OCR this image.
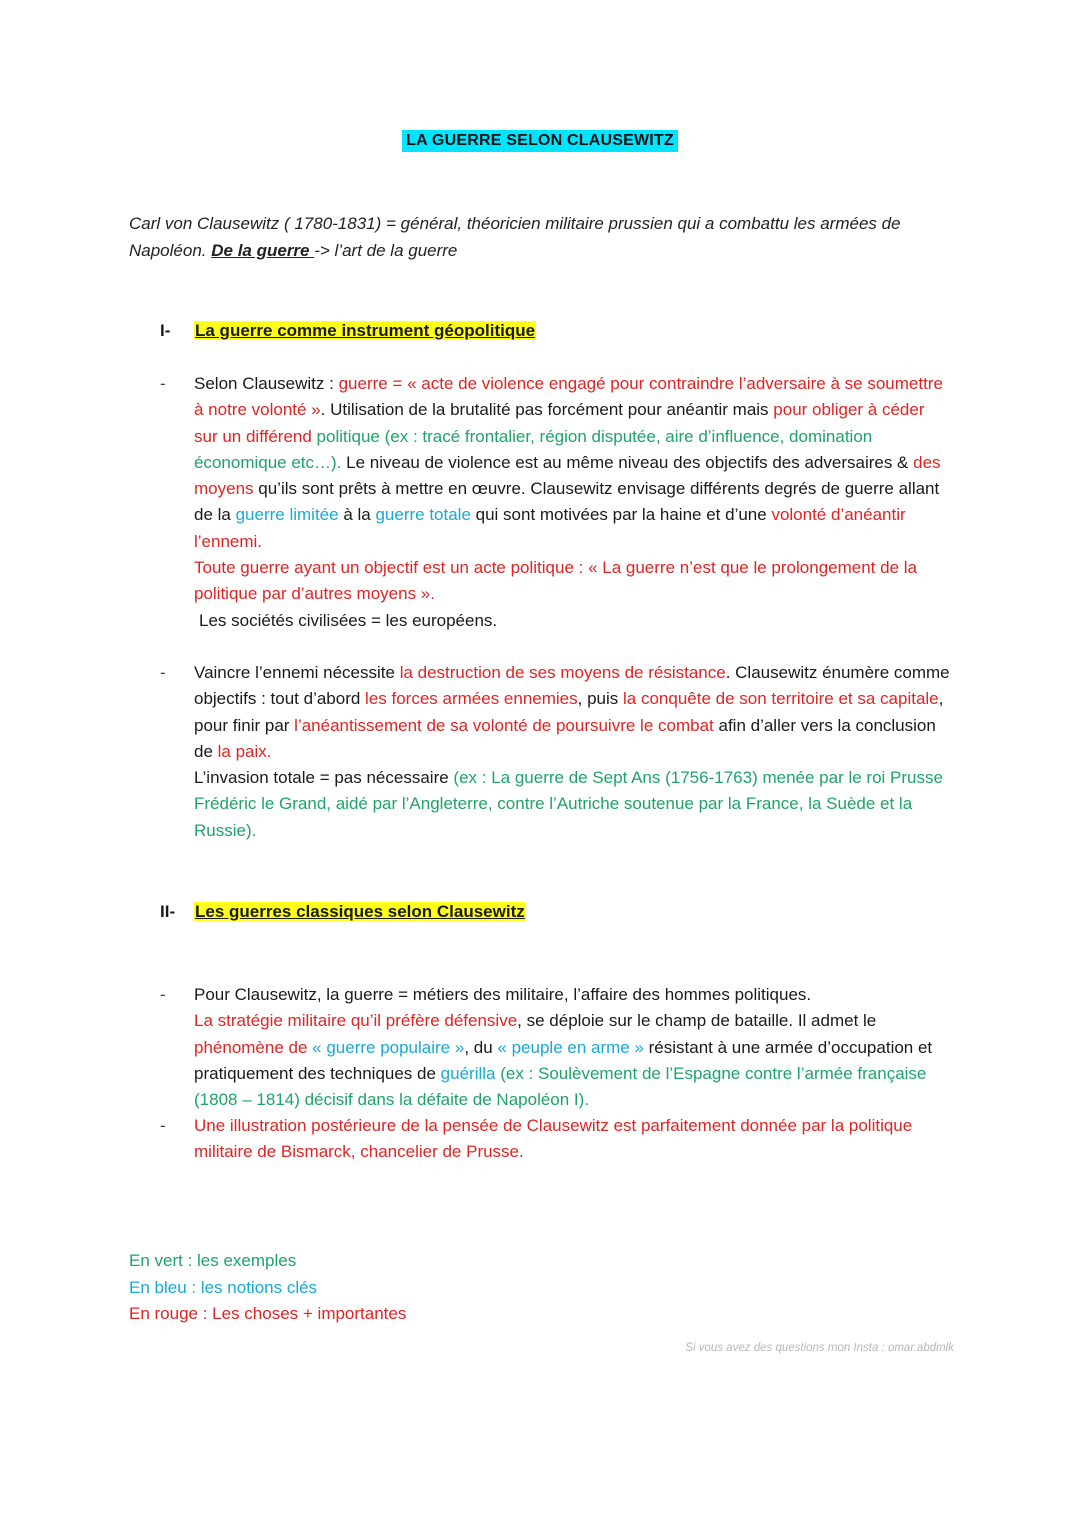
LA GUERRE SELON CLAUSEWITZ
Carl von Clausewitz ( 1780-1831) = général, théoricien militaire prussien qui a combattu les armées de Napoléon. De la guerre -> l’art de la guerre
I- La guerre comme instrument géopolitique
-	Selon Clausewitz : guerre = « acte de violence engagé pour contraindre l’adversaire à se soumettre à notre volonté ». Utilisation de la brutalité pas forcément pour anéantir mais pour obliger à céder sur un différend politique (ex : tracé frontalier, région disputée, aire d’influence, domination économique etc…). Le niveau de violence est au même niveau des objectifs des adversaires & des moyens qu’ils sont prêts à mettre en œuvre. Clausewitz envisage différents degrés de guerre allant de la guerre limitée à la guerre totale qui sont motivées par la haine et d’une volonté d’anéantir l’ennemi.

Toute guerre ayant un objectif est un acte politique : « La guerre n’est que le prolongement de la politique par d’autres moyens ».

Les sociétés civilisées = les européens.

-	Vaincre l’ennemi nécessite la destruction de ses moyens de résistance. Clausewitz énumère comme objectifs : tout d’abord les forces armées ennemies, puis la conquête de son territoire et sa capitale, pour finir par l’anéantissement de sa volonté de poursuivre le combat afin d’aller vers la conclusion de la paix.

L’invasion totale = pas nécessaire (ex : La guerre de Sept Ans (1756-1763) menée par le roi Prusse Frédéric le Grand, aidé par l’Angleterre, contre l’Autriche soutenue par la France, la Suède et la Russie).

II- Les guerres classiques selon Clausewitz
-	Pour Clausewitz, la guerre = métiers des militaire, l’affaire des hommes politiques.

La stratégie militaire qu’il préfère défensive, se déploie sur le champ de bataille. Il admet le phénomène de « guerre populaire », du « peuple en arme » résistant à une armée d’occupation et pratiquement des techniques de guérilla (ex : Soulèvement de l’Espagne contre l’armée française (1808 – 1814) décisif dans la défaite de Napoléon I).

-	Une illustration postérieure de la pensée de Clausewitz est parfaitement donnée par la politique militaire de Bismarck, chancelier de Prusse.

En vert : les exemples
En bleu : les notions clés
En rouge : Les choses + importantes
Si vous avez des questions mon Insta : omar.abdmlk
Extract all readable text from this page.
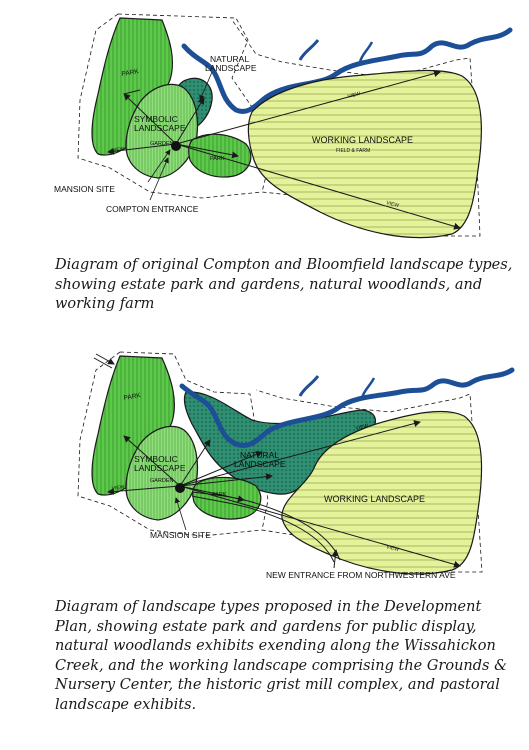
PARK
NATURAL LANDSCAPE
SYMBOLIC LANDSCAPE
GARDEN
VIEW
PARK
WORKING LANDSCAPE
FIELD & FARM
VIEW
VIEW
MANSION SITE
COMPTON ENTRANCE

Diagram of original Compton and Bloomfield landscape types, showing estate park and gardens, natural woodlands, and working farm

PARK
NATURAL LANDSCAPE
SYMBOLIC LANDSCAPE
GARDEN
VIEW
PARK	WORKING LANDSCAPE
VIEW
VIEW
MANSION SITE
NEW ENTRANCE FROM NORTHWESTERN AVE

Diagram of landscape types proposed in the Development Plan, showing estate park and gardens for public display, natural woodlands exhibits exending along the Wissahickon Creek, and the working landscape comprising the Grounds & Nursery Center, the historic grist mill complex, and pastoral landscape exhibits.
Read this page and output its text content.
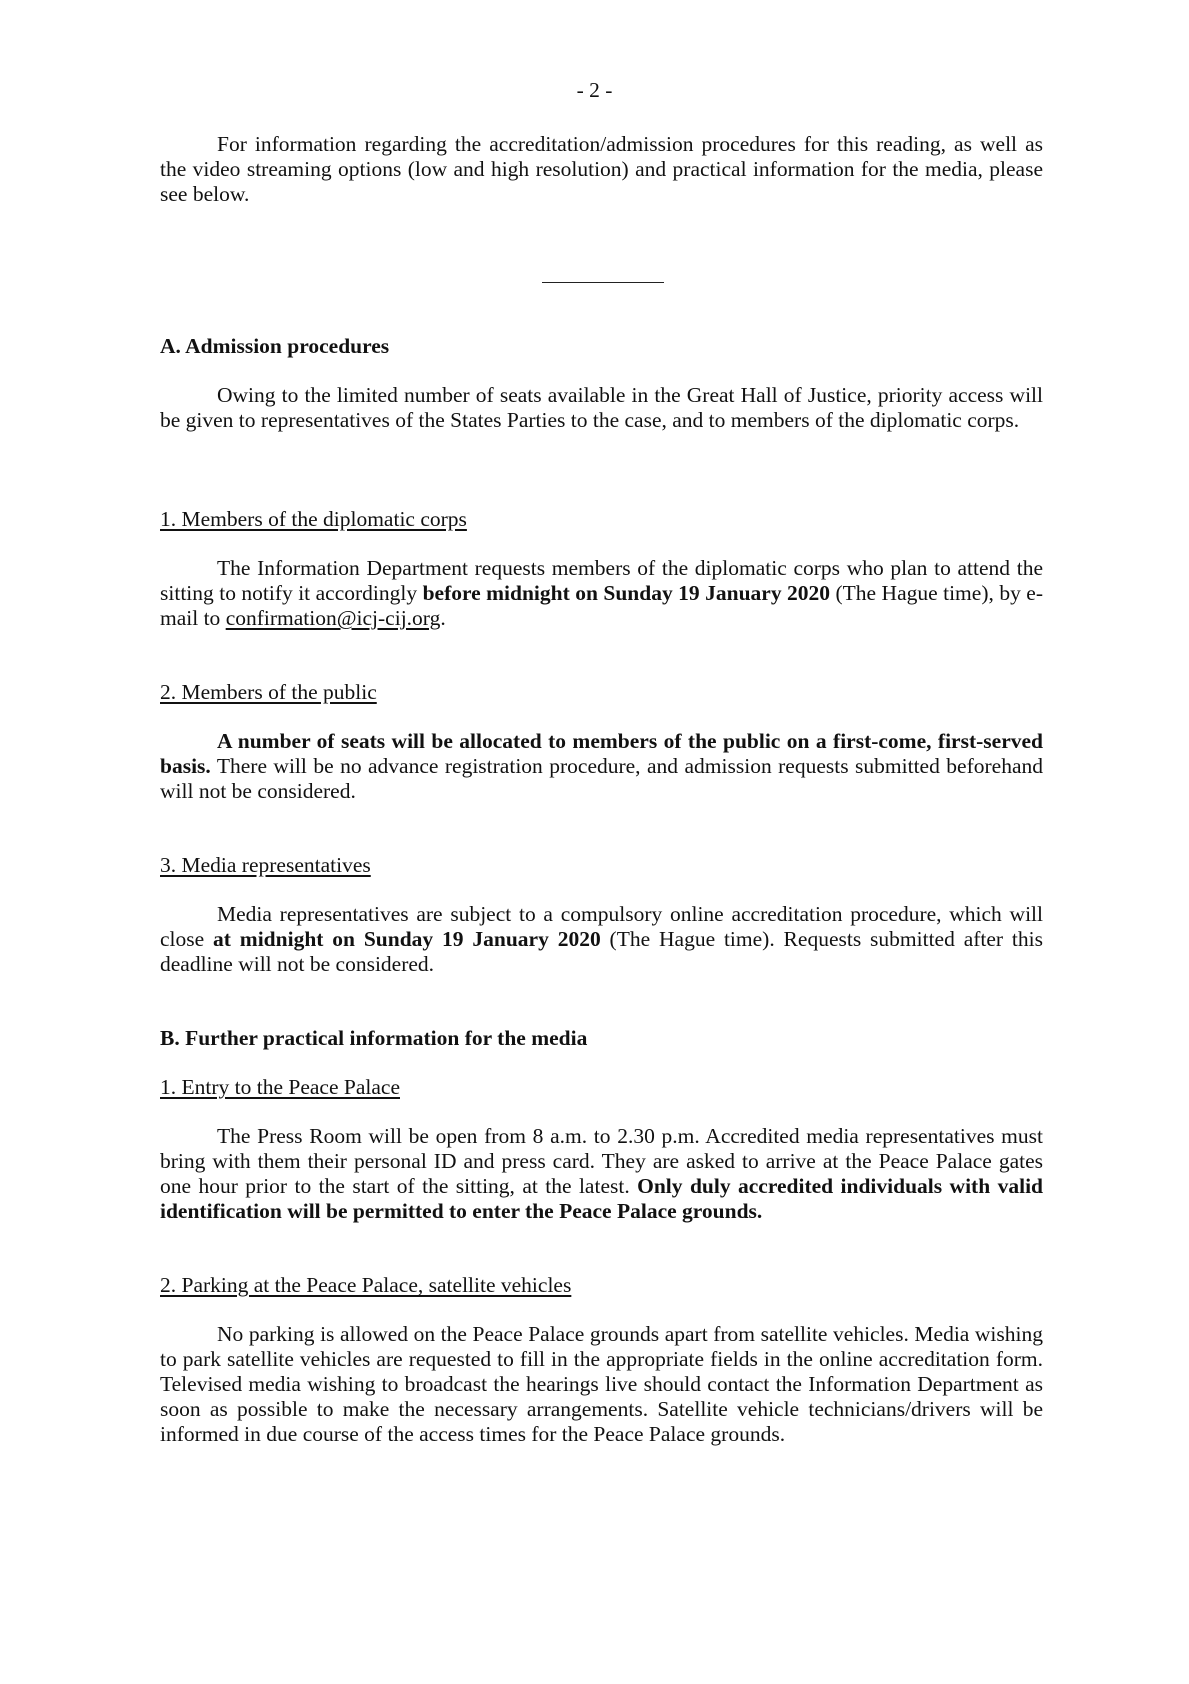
- 2 -

For information regarding the accreditation/admission procedures for this reading, as well as the video streaming options (low and high resolution) and practical information for the media, please see below.

A. Admission procedures

Owing to the limited number of seats available in the Great Hall of Justice, priority access will be given to representatives of the States Parties to the case, and to members of the diplomatic corps.

1. Members of the diplomatic corps

The Information Department requests members of the diplomatic corps who plan to attend the sitting to notify it accordingly before midnight on Sunday 19 January 2020 (The Hague time), by e-mail to confirmation@icj-cij.org.

2. Members of the public

A number of seats will be allocated to members of the public on a first-come, first-served basis. There will be no advance registration procedure, and admission requests submitted beforehand will not be considered.

3. Media representatives

Media representatives are subject to a compulsory online accreditation procedure, which will close at midnight on Sunday 19 January 2020 (The Hague time). Requests submitted after this deadline will not be considered.

B. Further practical information for the media

1. Entry to the Peace Palace

The Press Room will be open from 8 a.m. to 2.30 p.m. Accredited media representatives must bring with them their personal ID and press card. They are asked to arrive at the Peace Palace gates one hour prior to the start of the sitting, at the latest. Only duly accredited individuals with valid identification will be permitted to enter the Peace Palace grounds.

2. Parking at the Peace Palace, satellite vehicles

No parking is allowed on the Peace Palace grounds apart from satellite vehicles. Media wishing to park satellite vehicles are requested to fill in the appropriate fields in the online accreditation form. Televised media wishing to broadcast the hearings live should contact the Information Department as soon as possible to make the necessary arrangements. Satellite vehicle technicians/drivers will be informed in due course of the access times for the Peace Palace grounds.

▬▬▬▬▬▬

AIM OF THE TASK:
Every entry must be written out exactly, with all pictures left out.

TASK OUTPUT:
OCR this image.
LA GUERRE SELON CLAUSEWITZ
Carl von Clausewitz ( 1780-1831) = général, théoricien militaire prussien qui a combattu les armées de Napoléon. De la guerre -> l’art de la guerre
I- La guerre comme instrument géopolitique
-	Selon Clausewitz : guerre = « acte de violence engagé pour contraindre l’adversaire à se soumettre à notre volonté ». Utilisation de la brutalité pas forcément pour anéantir mais pour obliger à céder sur un différend politique (ex : tracé frontalier, région disputée, aire d’influence, domination économique etc…). Le niveau de violence est au même niveau des objectifs des adversaires & des moyens qu’ils sont prêts à mettre en œuvre. Clausewitz envisage différents degrés de guerre allant de la guerre limitée à la guerre totale qui sont motivées par la haine et d’une volonté d’anéantir l’ennemi.

Toute guerre ayant un objectif est un acte politique : « La guerre n’est que le prolongement de la politique par d’autres moyens ».

Les sociétés civilisées = les européens.

-	Vaincre l’ennemi nécessite la destruction de ses moyens de résistance. Clausewitz énumère comme objectifs : tout d’abord les forces armées ennemies, puis la conquête de son territoire et sa capitale, pour finir par l’anéantissement de sa volonté de poursuivre le combat afin d’aller vers la conclusion de la paix.

L’invasion totale = pas nécessaire (ex : La guerre de Sept Ans (1756-1763) menée par le roi Prusse Frédéric le Grand, aidé par l’Angleterre, contre l’Autriche soutenue par la France, la Suède et la Russie).

II- Les guerres classiques selon Clausewitz
-	Pour Clausewitz, la guerre = métiers des militaire, l’affaire des hommes politiques.

La stratégie militaire qu’il préfère défensive, se déploie sur le champ de bataille. Il admet le phénomène de « guerre populaire », du « peuple en arme » résistant à une armée d’occupation et pratiquement des techniques de guérilla (ex : Soulèvement de l’Espagne contre l’armée française (1808 – 1814) décisif dans la défaite de Napoléon I).

-	Une illustration postérieure de la pensée de Clausewitz est parfaitement donnée par la politique militaire de Bismarck, chancelier de Prusse.

En vert : les exemples
En bleu : les notions clés
En rouge : Les choses + importantes
Si vous avez des questions mon Insta : omar.abdmlk
Extract all readable text from this page.
PARK
NATURAL LANDSCAPE
SYMBOLIC LANDSCAPE
GARDEN
VIEW
PARK
WORKING LANDSCAPE
FIELD & FARM
VIEW
VIEW
MANSION SITE
COMPTON ENTRANCE

Diagram of original Compton and Bloomfield landscape types, showing estate park and gardens, natural woodlands, and working farm

PARK
NATURAL LANDSCAPE
SYMBOLIC LANDSCAPE
GARDEN
VIEW
PARK	WORKING LANDSCAPE
VIEW
VIEW
MANSION SITE
NEW ENTRANCE FROM NORTHWESTERN AVE

Diagram of landscape types proposed in the Development Plan, showing estate park and gardens for public display, natural woodlands exhibits exending along the Wissahickon Creek, and the working landscape comprising the Grounds & Nursery Center, the historic grist mill complex, and pastoral landscape exhibits.
Read this page and output its text content.
- 2 -

For information regarding the accreditation/admission procedures for this reading, as well as the video streaming options (low and high resolution) and practical information for the media, please see below.

A. Admission procedures

Owing to the limited number of seats available in the Great Hall of Justice, priority access will be given to representatives of the States Parties to the case, and to members of the diplomatic corps.

1. Members of the diplomatic corps

The Information Department requests members of the diplomatic corps who plan to attend the sitting to notify it accordingly before midnight on Sunday 19 January 2020 (The Hague time), by e-mail to confirmation@icj-cij.org.

2. Members of the public

A number of seats will be allocated to members of the public on a first-come, first-served basis. There will be no advance registration procedure, and admission requests submitted beforehand will not be considered.

3. Media representatives

Media representatives are subject to a compulsory online accreditation procedure, which will close at midnight on Sunday 19 January 2020 (The Hague time). Requests submitted after this deadline will not be considered.

B. Further practical information for the media

1. Entry to the Peace Palace

The Press Room will be open from 8 a.m. to 2.30 p.m. Accredited media representatives must bring with them their personal ID and press card. They are asked to arrive at the Peace Palace gates one hour prior to the start of the sitting, at the latest. Only duly accredited individuals with valid identification will be permitted to enter the Peace Palace grounds.

2. Parking at the Peace Palace, satellite vehicles

No parking is allowed on the Peace Palace grounds apart from satellite vehicles. Media wishing to park satellite vehicles are requested to fill in the appropriate fields in the online accreditation form. Televised media wishing to broadcast the hearings live should contact the Information Department as soon as possible to make the necessary arrangements. Satellite vehicle technicians/drivers will be informed in due course of the access times for the Peace Palace grounds.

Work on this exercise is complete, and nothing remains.